## Goal of the exercise
Keep the wording of each record exactly the same when you repeat it, and leave out pictures.
╔══
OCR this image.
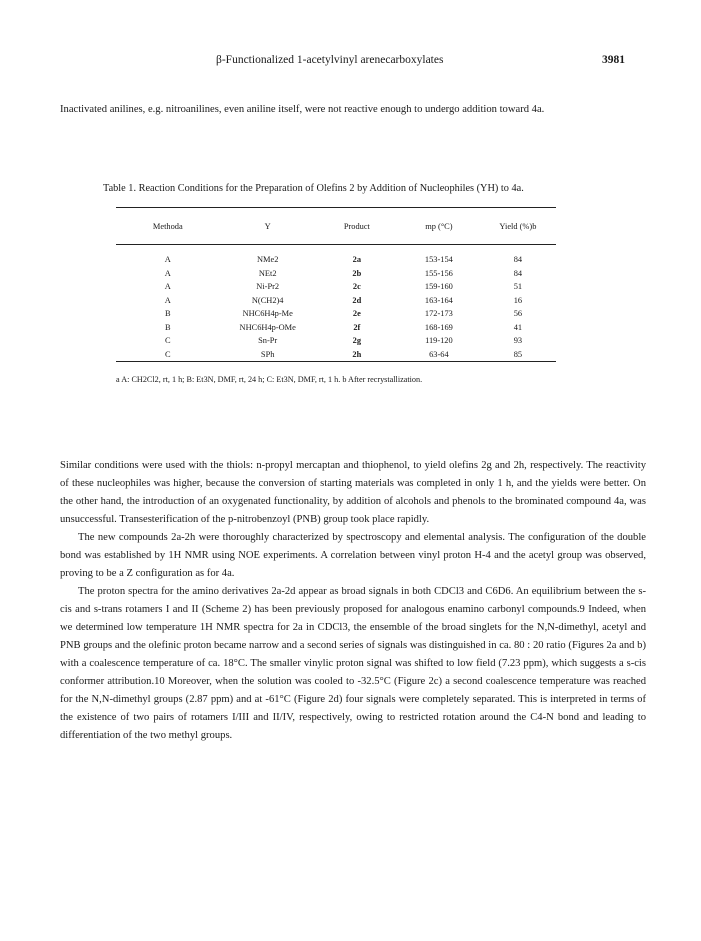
β-Functionalized 1-acetylvinyl arenecarboxylates	3981

Inactivated anilines, e.g. nitroanilines, even aniline itself, were not reactive enough to undergo addition toward 4a.

Table 1. Reaction Conditions for the Preparation of Olefins 2 by Addition of Nucleophiles (YH) to 4a.
Methoda	Y	Product	mp (°C)	Yield (%)b
A	NMe2	2a	153-154	84
A	NEt2	2b	155-156	84
A	Ni-Pr2	2c	159-160	51
A	N(CH2)4	2d	163-164	16
B	NHC6H4p-Me	2e	172-173	56
B	NHC6H4p-OMe	2f	168-169	41
C	Sn-Pr	2g	119-120	93
C	SPh	2h	63-64	85
a A: CH2Cl2, rt, 1 h; B: Et3N, DMF, rt, 24 h; C: Et3N, DMF, rt, 1 h. b After recrystallization.

Similar conditions were used with the thiols: n-propyl mercaptan and thiophenol, to yield olefins 2g and 2h, respectively. The reactivity of these nucleophiles was higher, because the conversion of starting materials was completed in only 1 h, and the yields were better. On the other hand, the introduction of an oxygenated functionality, by addition of alcohols and phenols to the brominated compound 4a, was unsuccessful. Transesterification of the p-nitrobenzoyl (PNB) group took place rapidly.

The new compounds 2a-2h were thoroughly characterized by spectroscopy and elemental analysis. The configuration of the double bond was established by 1H NMR using NOE experiments. A correlation between vinyl proton H-4 and the acetyl group was observed, proving to be a Z configuration as for 4a.

The proton spectra for the amino derivatives 2a-2d appear as broad signals in both CDCl3 and C6D6. An equilibrium between the s-cis and s-trans rotamers I and II (Scheme 2) has been previously proposed for analogous enamino carbonyl compounds.9 Indeed, when we determined low temperature 1H NMR spectra for 2a in CDCl3, the ensemble of the broad singlets for the N,N-dimethyl, acetyl and PNB groups and the olefinic proton became narrow and a second series of signals was distinguished in ca. 80 : 20 ratio (Figures 2a and b) with a coalescence temperature of ca. 18°C. The smaller vinylic proton signal was shifted to low field (7.23 ppm), which suggests a s-cis conformer attribution.10 Moreover, when the solution was cooled to -32.5°C (Figure 2c) a second coalescence temperature was reached for the N,N-dimethyl groups (2.87 ppm) and at -61°C (Figure 2d) four signals were completely separated. This is interpreted in terms of the existence of two pairs of rotamers I/III and II/IV, respectively, owing to restricted rotation around the C4-N bond and leading to differentiation of the two methyl groups.
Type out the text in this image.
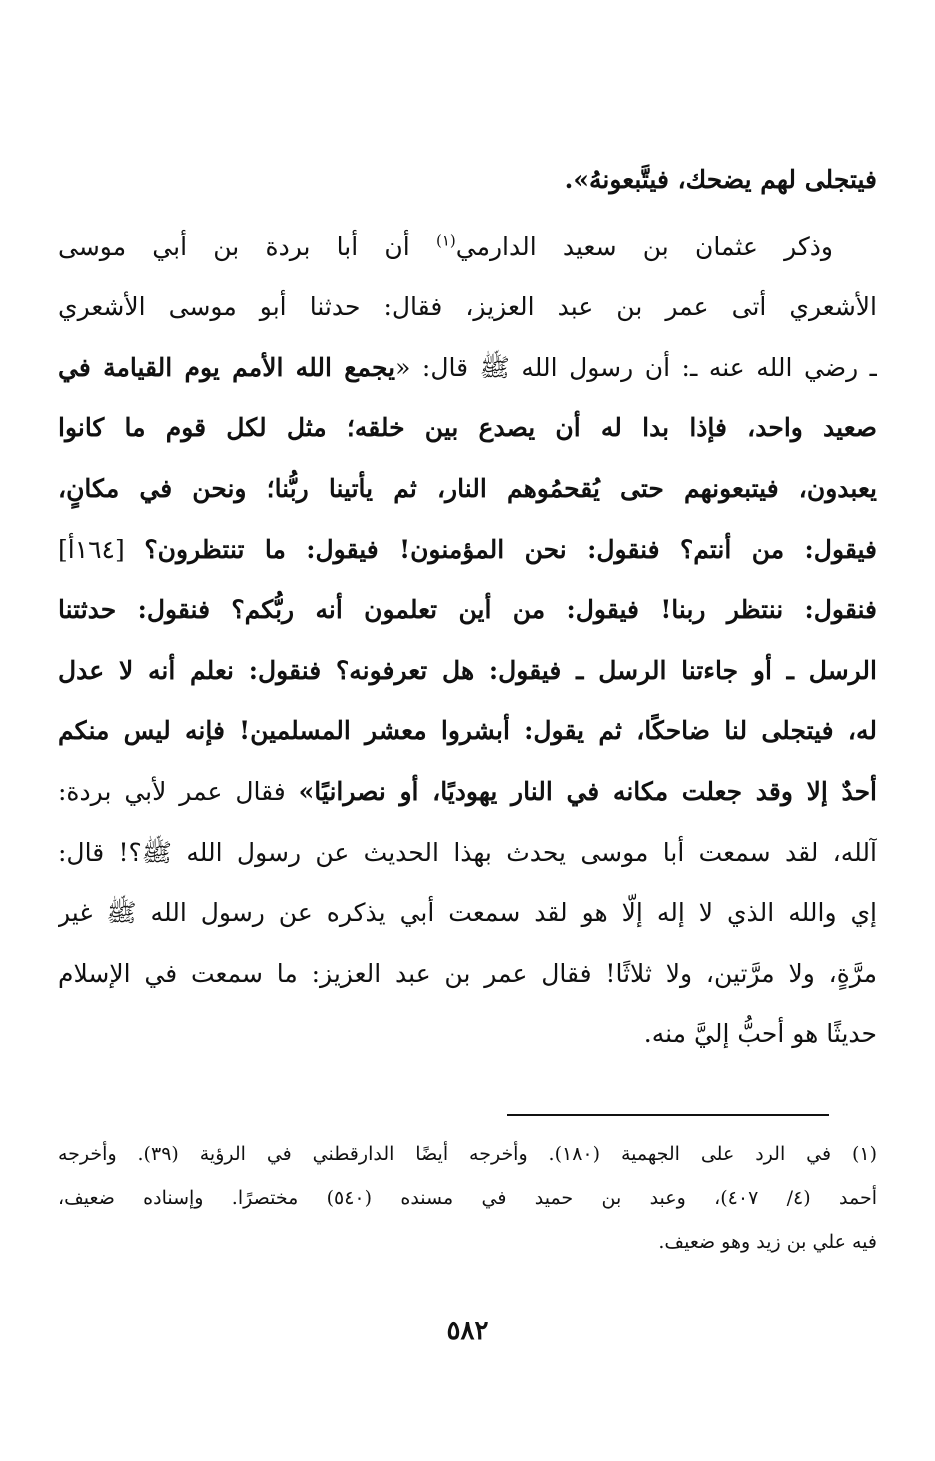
فيتجلى لهم يضحك، فيتَّبعونهُ».
وذكر عثمان بن سعيد الدارمي$^{(١)}$ أن أبا بردة بن أبي موسى
الأشعري أتى عمر بن عبد العزيز، فقال: حدثنا أبو موسى الأشعري
ـ رضي الله عنه ـ: أن رسول الله ﷺ قال: «يجمع الله الأمم يوم القيامة في
صعيد واحد، فإذا بدا له أن يصدع بين خلقه؛ مثل لكل قوم ما كانوا
يعبدون، فيتبعونهم حتى يُقحمُوهم النار، ثم يأتينا ربُّنا؛ ونحن في مكانٍ،
فيقول: من أنتم؟ فنقول: نحن المؤمنون! فيقول: ما تنتظرون؟ [١٦٤أ]
فنقول: ننتظر ربنا! فيقول: من أين تعلمون أنه ربُّكم؟ فنقول: حدثتنا
الرسل ـ أو جاءتنا الرسل ـ فيقول: هل تعرفونه؟ فنقول: نعلم أنه لا عدل
له، فيتجلى لنا ضاحكًا، ثم يقول: أبشروا معشر المسلمين! فإنه ليس منكم
أحدٌ إلا وقد جعلت مكانه في النار يهوديًا، أو نصرانيًا» فقال عمر لأبي بردة:
آلله، لقد سمعت أبا موسى يحدث بهذا الحديث عن رسول الله ﷺ؟! قال:
إي والله الذي لا إله إلّا هو لقد سمعت أبي يذكره عن رسول الله ﷺ غير
مرَّةٍ، ولا مرَّتين، ولا ثلاثًا! فقال عمر بن عبد العزيز: ما سمعت في الإسلام
حديثًا هو أحبُّ إليَّ منه.
(١) في الرد على الجهمية (١٨٠). وأخرجه أيضًا الدارقطني في الرؤية (٣٩). وأخرجه
أحمد (٤/ ٤٠٧)، وعبد بن حميد في مسنده (٥٤٠) مختصرًا. وإسناده ضعيف،
فيه علي بن زيد وهو ضعيف.
٥٨٢
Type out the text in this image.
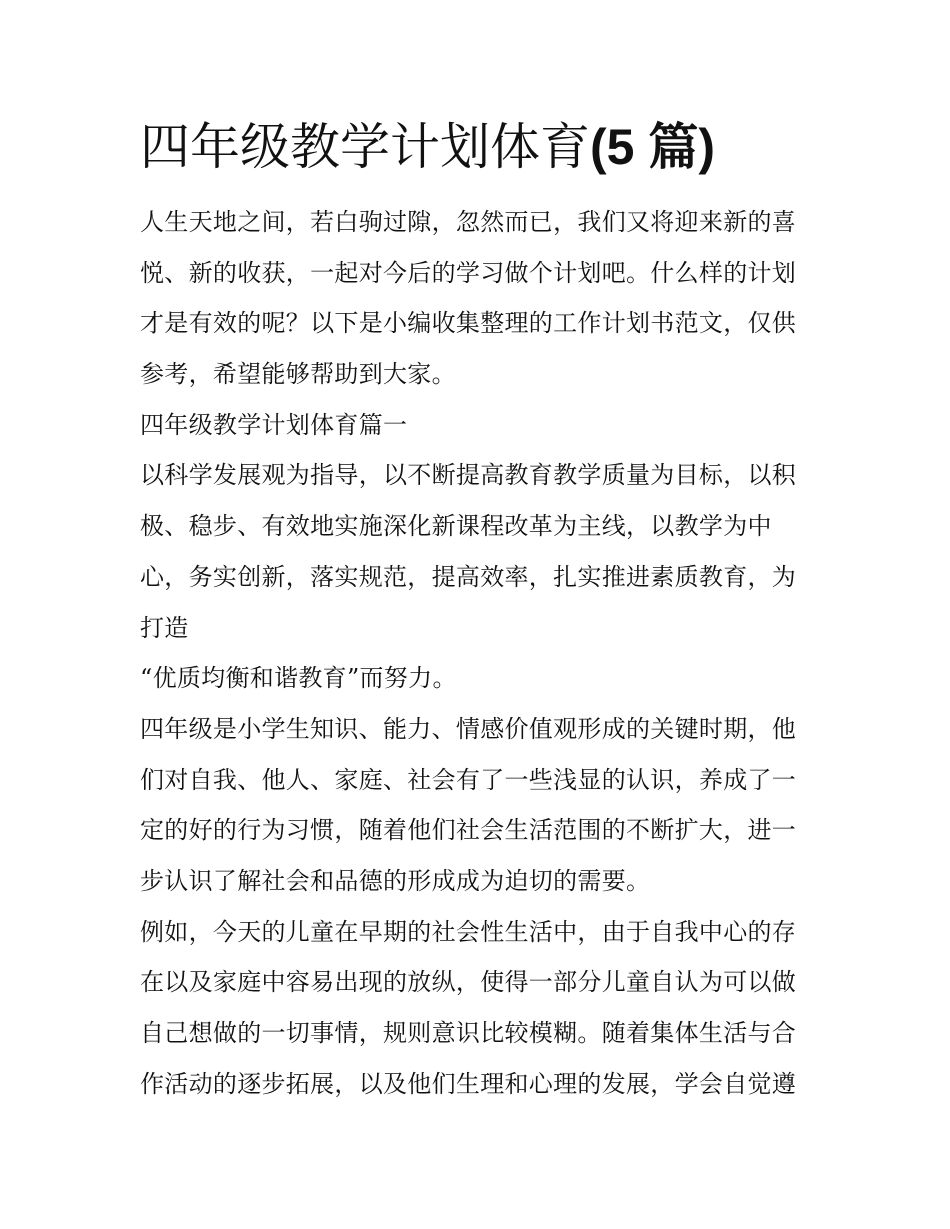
四年级教学计划体育(5 篇)
人生天地之间，若白驹过隙，忽然而已，我们又将迎来新的喜
悦、新的收获，一起对今后的学习做个计划吧。什么样的计划
才是有效的呢？以下是小编收集整理的工作计划书范文，仅供
参考，希望能够帮助到大家。
四年级教学计划体育篇一
以科学发展观为指导，以不断提高教育教学质量为目标，以积
极、稳步、有效地实施深化新课程改革为主线，以教学为中
心，务实创新，落实规范，提高效率，扎实推进素质教育，为
打造
“优质均衡和谐教育”而努力。
四年级是小学生知识、能力、情感价值观形成的关键时期，他
们对自我、他人、家庭、社会有了一些浅显的认识，养成了一
定的好的行为习惯，随着他们社会生活范围的不断扩大，进一
步认识了解社会和品德的形成成为迫切的需要。
例如，今天的儿童在早期的社会性生活中，由于自我中心的存
在以及家庭中容易出现的放纵，使得一部分儿童自认为可以做
自己想做的一切事情，规则意识比较模糊。随着集体生活与合
作活动的逐步拓展，以及他们生理和心理的发展，学会自觉遵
╚══
## Answer to the task
OCR this image.
β-Functionalized 1-acetylvinyl arenecarboxylates	3981

Inactivated anilines, e.g. nitroanilines, even aniline itself, were not reactive enough to undergo addition toward 4a.

Table 1. Reaction Conditions for the Preparation of Olefins 2 by Addition of Nucleophiles (YH) to 4a.
Methoda	Y	Product	mp (°C)	Yield (%)b
A	NMe2	2a	153-154	84
A	NEt2	2b	155-156	84
A	Ni-Pr2	2c	159-160	51
A	N(CH2)4	2d	163-164	16
B	NHC6H4p-Me	2e	172-173	56
B	NHC6H4p-OMe	2f	168-169	41
C	Sn-Pr	2g	119-120	93
C	SPh	2h	63-64	85
a A: CH2Cl2, rt, 1 h; B: Et3N, DMF, rt, 24 h; C: Et3N, DMF, rt, 1 h. b After recrystallization.

Similar conditions were used with the thiols: n-propyl mercaptan and thiophenol, to yield olefins 2g and 2h, respectively. The reactivity of these nucleophiles was higher, because the conversion of starting materials was completed in only 1 h, and the yields were better. On the other hand, the introduction of an oxygenated functionality, by addition of alcohols and phenols to the brominated compound 4a, was unsuccessful. Transesterification of the p-nitrobenzoyl (PNB) group took place rapidly.

The new compounds 2a-2h were thoroughly characterized by spectroscopy and elemental analysis. The configuration of the double bond was established by 1H NMR using NOE experiments. A correlation between vinyl proton H-4 and the acetyl group was observed, proving to be a Z configuration as for 4a.

The proton spectra for the amino derivatives 2a-2d appear as broad signals in both CDCl3 and C6D6. An equilibrium between the s-cis and s-trans rotamers I and II (Scheme 2) has been previously proposed for analogous enamino carbonyl compounds.9 Indeed, when we determined low temperature 1H NMR spectra for 2a in CDCl3, the ensemble of the broad singlets for the N,N-dimethyl, acetyl and PNB groups and the olefinic proton became narrow and a second series of signals was distinguished in ca. 80 : 20 ratio (Figures 2a and b) with a coalescence temperature of ca. 18°C. The smaller vinylic proton signal was shifted to low field (7.23 ppm), which suggests a s-cis conformer attribution.10 Moreover, when the solution was cooled to -32.5°C (Figure 2c) a second coalescence temperature was reached for the N,N-dimethyl groups (2.87 ppm) and at -61°C (Figure 2d) four signals were completely separated. This is interpreted in terms of the existence of two pairs of rotamers I/III and II/IV, respectively, owing to restricted rotation around the C4-N bond and leading to differentiation of the two methyl groups.
Type out the text in this image.
فيتجلى لهم يضحك، فيتَّبعونهُ».
وذكر عثمان بن سعيد الدارمي$^{(١)}$ أن أبا بردة بن أبي موسى
الأشعري أتى عمر بن عبد العزيز، فقال: حدثنا أبو موسى الأشعري
ـ رضي الله عنه ـ: أن رسول الله ﷺ قال: «يجمع الله الأمم يوم القيامة في
صعيد واحد، فإذا بدا له أن يصدع بين خلقه؛ مثل لكل قوم ما كانوا
يعبدون، فيتبعونهم حتى يُقحمُوهم النار، ثم يأتينا ربُّنا؛ ونحن في مكانٍ،
فيقول: من أنتم؟ فنقول: نحن المؤمنون! فيقول: ما تنتظرون؟ [١٦٤أ]
فنقول: ننتظر ربنا! فيقول: من أين تعلمون أنه ربُّكم؟ فنقول: حدثتنا
الرسل ـ أو جاءتنا الرسل ـ فيقول: هل تعرفونه؟ فنقول: نعلم أنه لا عدل
له، فيتجلى لنا ضاحكًا، ثم يقول: أبشروا معشر المسلمين! فإنه ليس منكم
أحدٌ إلا وقد جعلت مكانه في النار يهوديًا، أو نصرانيًا» فقال عمر لأبي بردة:
آلله، لقد سمعت أبا موسى يحدث بهذا الحديث عن رسول الله ﷺ؟! قال:
إي والله الذي لا إله إلّا هو لقد سمعت أبي يذكره عن رسول الله ﷺ غير
مرَّةٍ، ولا مرَّتين، ولا ثلاثًا! فقال عمر بن عبد العزيز: ما سمعت في الإسلام
حديثًا هو أحبُّ إليَّ منه.
(١) في الرد على الجهمية (١٨٠). وأخرجه أيضًا الدارقطني في الرؤية (٣٩). وأخرجه
أحمد (٤/ ٤٠٧)، وعبد بن حميد في مسنده (٥٤٠) مختصرًا. وإسناده ضعيف،
فيه علي بن زيد وهو ضعيف.
٥٨٢
Type out the text in this image.
四年级教学计划体育(5 篇)
人生天地之间，若白驹过隙，忽然而已，我们又将迎来新的喜
悦、新的收获，一起对今后的学习做个计划吧。什么样的计划
才是有效的呢？以下是小编收集整理的工作计划书范文，仅供
参考，希望能够帮助到大家。
四年级教学计划体育篇一
以科学发展观为指导，以不断提高教育教学质量为目标，以积
极、稳步、有效地实施深化新课程改革为主线，以教学为中
心，务实创新，落实规范，提高效率，扎实推进素质教育，为
打造
“优质均衡和谐教育”而努力。
四年级是小学生知识、能力、情感价值观形成的关键时期，他
们对自我、他人、家庭、社会有了一些浅显的认识，养成了一
定的好的行为习惯，随着他们社会生活范围的不断扩大，进一
步认识了解社会和品德的形成成为迫切的需要。
例如，今天的儿童在早期的社会性生活中，由于自我中心的存
在以及家庭中容易出现的放纵，使得一部分儿童自认为可以做
自己想做的一切事情，规则意识比较模糊。随着集体生活与合
作活动的逐步拓展，以及他们生理和心理的发展，学会自觉遵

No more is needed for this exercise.